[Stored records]
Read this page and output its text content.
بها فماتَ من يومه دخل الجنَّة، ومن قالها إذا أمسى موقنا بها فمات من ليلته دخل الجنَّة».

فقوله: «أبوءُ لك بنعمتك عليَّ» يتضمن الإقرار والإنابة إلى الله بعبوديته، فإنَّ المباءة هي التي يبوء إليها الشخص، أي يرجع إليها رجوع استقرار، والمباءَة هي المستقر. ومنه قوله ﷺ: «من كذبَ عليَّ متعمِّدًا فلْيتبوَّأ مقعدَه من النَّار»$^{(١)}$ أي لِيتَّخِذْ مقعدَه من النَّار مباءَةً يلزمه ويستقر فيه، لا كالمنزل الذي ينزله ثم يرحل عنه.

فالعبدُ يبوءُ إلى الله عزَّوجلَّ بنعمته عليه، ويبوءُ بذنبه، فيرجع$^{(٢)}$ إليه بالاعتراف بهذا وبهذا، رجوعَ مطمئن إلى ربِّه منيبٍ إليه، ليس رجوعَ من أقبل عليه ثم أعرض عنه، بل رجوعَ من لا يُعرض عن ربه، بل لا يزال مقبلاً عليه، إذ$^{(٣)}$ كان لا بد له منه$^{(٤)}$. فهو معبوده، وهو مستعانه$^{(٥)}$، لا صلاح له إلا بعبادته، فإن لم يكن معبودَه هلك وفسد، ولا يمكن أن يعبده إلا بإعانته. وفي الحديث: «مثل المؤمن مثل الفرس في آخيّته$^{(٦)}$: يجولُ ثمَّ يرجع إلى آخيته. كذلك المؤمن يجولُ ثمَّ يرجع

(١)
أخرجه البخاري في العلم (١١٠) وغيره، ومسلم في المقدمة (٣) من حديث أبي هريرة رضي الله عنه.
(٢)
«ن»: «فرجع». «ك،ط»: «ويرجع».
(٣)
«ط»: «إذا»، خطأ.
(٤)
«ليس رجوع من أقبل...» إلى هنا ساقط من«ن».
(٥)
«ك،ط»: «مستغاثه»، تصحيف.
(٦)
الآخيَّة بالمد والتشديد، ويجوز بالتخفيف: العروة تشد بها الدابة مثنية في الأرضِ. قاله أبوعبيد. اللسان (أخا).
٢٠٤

Problem requirements = Where a line contains the string "أقبل", extract that line.

Response below =
فالعبدُ يبوءُ إلى الله عزَّوجلَّ بنعمته عليه، ويبوءُ بذنبه، فيرجع$^{(٢)}$ إليه بالاعتراف بهذا وبهذا، رجوعَ مطمئن إلى ربِّه منيبٍ إليه، ليس رجوعَ من أقبل عليه ثم أعرض عنه، بل رجوعَ من لا يُعرض عن ربه، بل لا يزال مقبلاً عليه، إذ$^{(٣)}$ كان لا بد له منه$^{(٤)}$. فهو معبوده، وهو مستعانه$^{(٥)}$، لا صلاح له إلا بعبادته، فإن لم يكن معبودَه هلك وفسد، ولا يمكن أن يعبده إلا بإعانته. وفي الحديث: «مثل المؤمن مثل الفرس في آخيّته$^{(٦)}$: يجولُ ثمَّ يرجع إلى آخيته. كذلك المؤمن يجولُ ثمَّ يرجع
«ليس رجوع من أقبل...» إلى هنا ساقط من«ن».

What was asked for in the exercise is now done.